(Rows from a dataset)
"""

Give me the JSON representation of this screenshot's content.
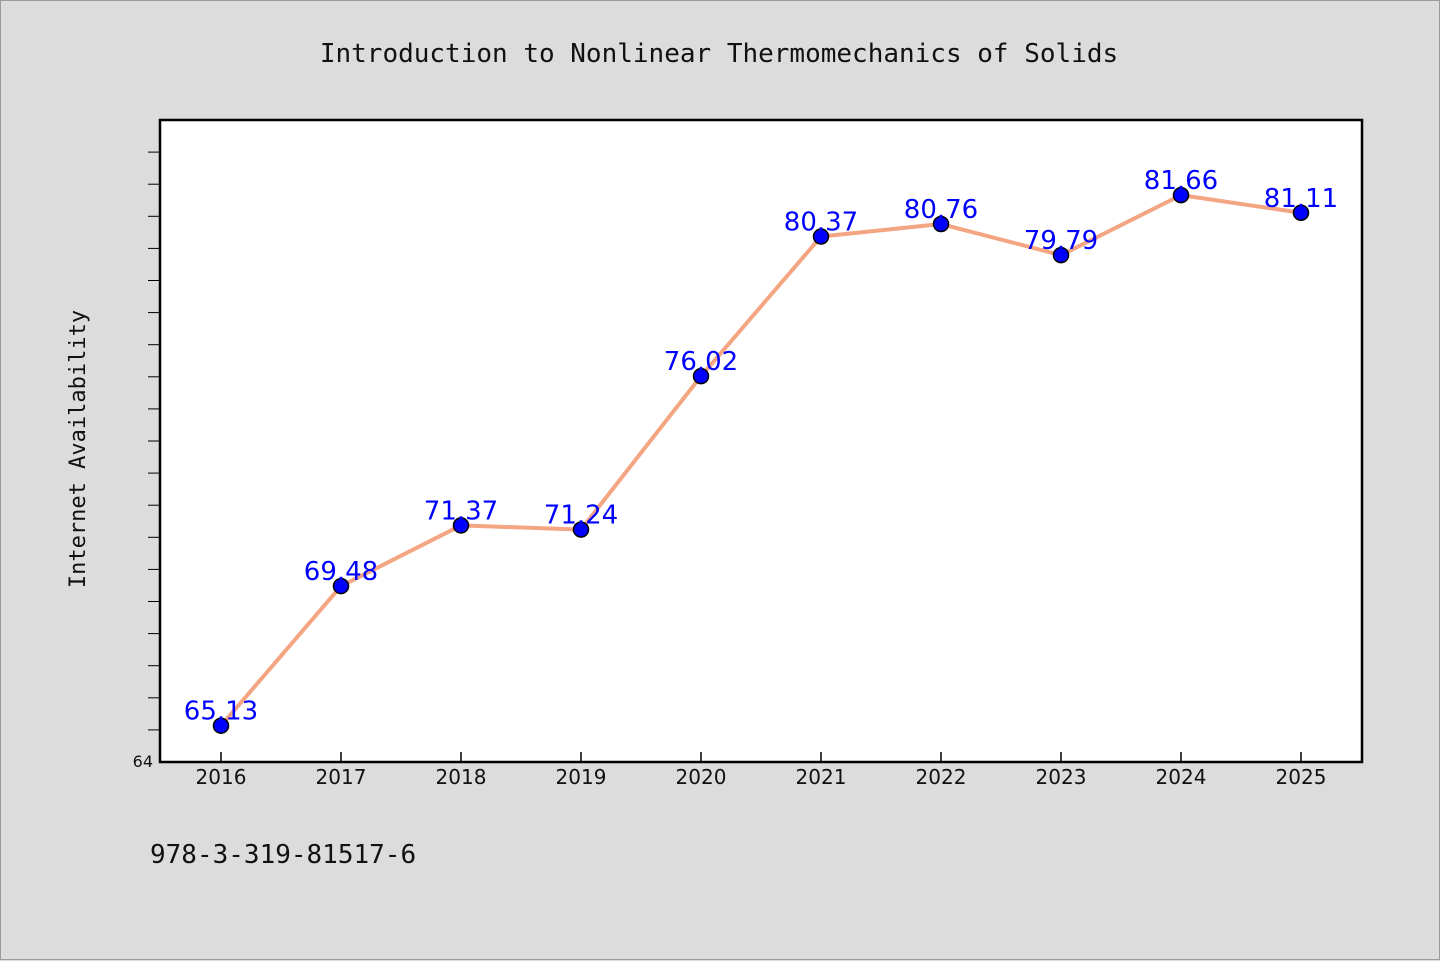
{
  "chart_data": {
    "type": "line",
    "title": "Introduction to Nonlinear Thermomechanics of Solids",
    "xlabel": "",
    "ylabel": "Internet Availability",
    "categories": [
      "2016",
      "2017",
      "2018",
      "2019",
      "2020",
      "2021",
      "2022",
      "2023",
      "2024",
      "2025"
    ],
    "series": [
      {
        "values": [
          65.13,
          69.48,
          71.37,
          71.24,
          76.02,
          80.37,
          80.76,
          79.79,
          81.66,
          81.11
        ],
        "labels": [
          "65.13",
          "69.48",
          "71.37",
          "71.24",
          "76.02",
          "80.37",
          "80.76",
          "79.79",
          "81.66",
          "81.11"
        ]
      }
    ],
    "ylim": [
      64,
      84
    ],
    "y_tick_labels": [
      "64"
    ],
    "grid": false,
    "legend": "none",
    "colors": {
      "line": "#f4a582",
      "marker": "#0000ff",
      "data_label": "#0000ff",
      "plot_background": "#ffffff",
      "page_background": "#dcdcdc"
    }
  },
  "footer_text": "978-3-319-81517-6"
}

"""

Give the data again exactly as written, with all pictures left out.

Give me the JSON representation of this screenshot's content.
{
  "chart_data": {
    "type": "line",
    "title": "Introduction to Nonlinear Thermomechanics of Solids",
    "xlabel": "",
    "ylabel": "Internet Availability",
    "categories": [
      "2016",
      "2017",
      "2018",
      "2019",
      "2020",
      "2021",
      "2022",
      "2023",
      "2024",
      "2025"
    ],
    "series": [
      {
        "values": [
          65.13,
          69.48,
          71.37,
          71.24,
          76.02,
          80.37,
          80.76,
          79.79,
          81.66,
          81.11
        ],
        "labels": [
          "65.13",
          "69.48",
          "71.37",
          "71.24",
          "76.02",
          "80.37",
          "80.76",
          "79.79",
          "81.66",
          "81.11"
        ]
      }
    ],
    "ylim": [
      64,
      84
    ],
    "y_tick_labels": [
      "64"
    ],
    "grid": false,
    "legend": "none",
    "colors": {
      "line": "#f4a582",
      "marker": "#0000ff",
      "data_label": "#0000ff",
      "plot_background": "#ffffff",
      "page_background": "#dcdcdc"
    }
  },
  "footer_text": "978-3-319-81517-6"
}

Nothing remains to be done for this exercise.